Clubkombinat Hamburg e.V.

Im Club mit … Die Heiterkeit

Stella, eure Musik wird immer wieder als Gegenentwurf zur männlichen Rockmusik bezeichnet. Empfindest du das so?

Stella Sommer: Ich habe mich zu wenig mit männlicher Rockmusik auseinander gesetzt, um bewusst einen Gegenentwurf zu machen. Aber es stimmt natürlich, dass deutlich weniger Frauen als Männer Musik machen. Von daher wäre es schlimm, wenn es kein Gegenentwurf wäre und man einfach das kopieren würde, was irgendwelche Männer in Rockbands machen.

Auch in der Hamburger Musiklandschaft gibt es relativ wenige Frauen. Warum ist das so und was sollte sich ändern?

Sommer: Das ist halt schwierig. Letztes Jahr wurde dem „Müssen Alle Mit“ Festival ein Vorwurf gemacht, weil keine Frauen im Line Up waren. Aber es spielten ja auch nur fünf Bands und die Frage ist dann immer: Wo fängt Sexismus an? Wenn man eine Quotenfrau bucht? Es wird oft so dargelegt, als würden Männer Frauen vom Musikmachen verdrängen, aber aus meiner Erfahrung ist es so, dass gerade Bands eher ein Männerding sind, auf das viele Frauen längerfristig gar keinen Bock haben. Vielleicht auch, weil die Vorbilder fehlen. Also wo fängt man an, im Musikunterricht?

Die Geschichte von Die Heiterkeit begann der Legende nach in einer Hamburger Bar: Der Mutter.

* **Gegebene Angaben**:
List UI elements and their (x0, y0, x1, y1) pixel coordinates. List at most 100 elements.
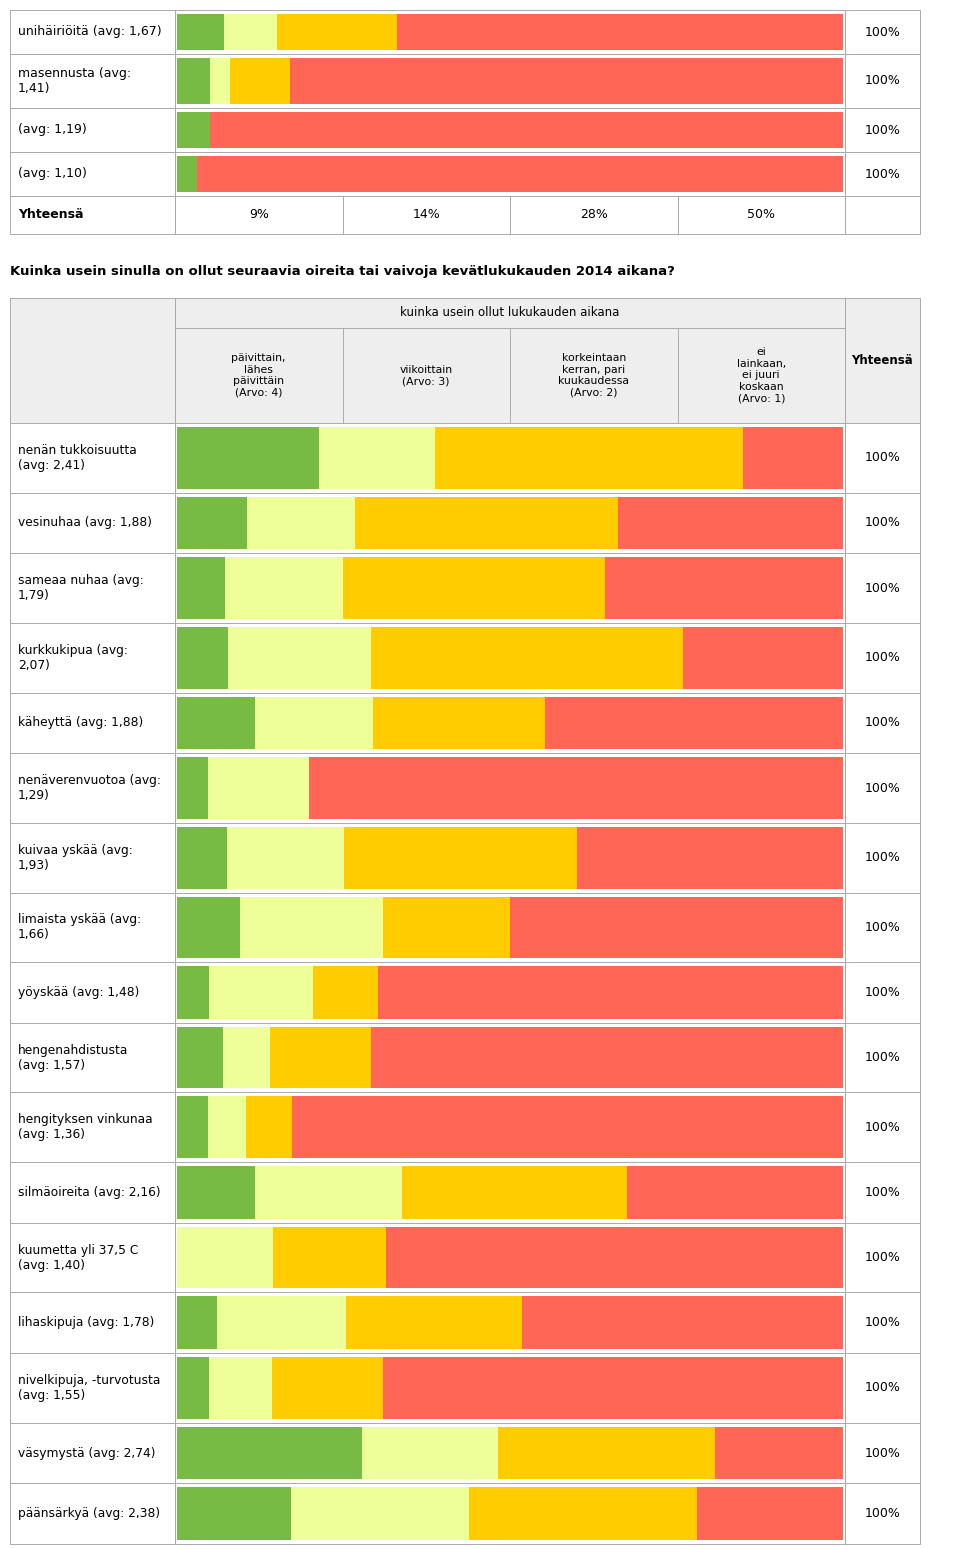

* **Aufgaben**:
a - Fasse den Absatz des Interviews, der mit „Sommer: Das ist halt schwierig“ beginnt, kürzer zusammen und behalte dabei seine wesentlichen Aussagen bei.
b - Gib den Abschnitt des Interviews beginnend mit „Stella Sommer: Ich“ und weiter bis „sollte sich ändern?“ erneut wieder und benenne darin „Frauen“ in „Musikerinnen“ um.
c - Prüfe, ob die folgenden Aussagen mit dem Interview übereinstimmen, und antworte jeweils mit Ja oder Nein sowie den entscheidenden Worten aus dem Interview: (i) Laut Stella Sommer machen deutlich weniger Frauen als Männer Musik. (ii) Beim Festival „Müssen Alle Mit“ spielten zehn Bands. (iii) Die Geschichte von Die Heiterkeit begann der Legende nach in einer Berliner Bar.

* **Erwartete Antworten**:
a - Sommer hält die Frage für schwierig. Dem Festival „Müssen Alle Mit“ wurde letztes Jahr vorgeworfen, keine Frauen im Line-up gehabt zu haben, obwohl dort nur fünf Bands spielten. Dabei stellt sich für sie die Frage, wo Sexismus anfängt, etwa schon beim Buchen einer Quotenfrau. Ihrer Erfahrung nach verdrängen nicht Männer die Frauen. Vielmehr seien gerade Bands eher ein Männerding, auf das viele Frauen längerfristig keine Lust hätten, vielleicht weil Vorbilder fehlten. Offen bleibt für sie, ob man schon im Musikunterricht ansetzen müsste.

b -
Stella Sommer: Ich habe mich zu wenig mit männlicher Rockmusik auseinander gesetzt, um bewusst einen Gegenentwurf zu machen. Aber es stimmt natürlich, dass deutlich weniger Musikerinnen als Männer Musik machen. Von daher wäre es schlimm, wenn es kein Gegenentwurf wäre und man einfach das kopieren würde, was irgendwelche Männer in Rockbands machen.

Auch in der Hamburger Musiklandschaft gibt es relativ wenige Musikerinnen. Warum ist das so und was sollte sich ändern?

c -
(i) Ja: „Aber es stimmt natürlich, dass deutlich weniger Frauen als Männer Musik machen.“
(ii) Nein: „Aber es spielten ja auch nur fünf Bands“
(iii) Nein: „Die Geschichte von Die Heiterkeit begann der Legende nach in einer Hamburger Bar“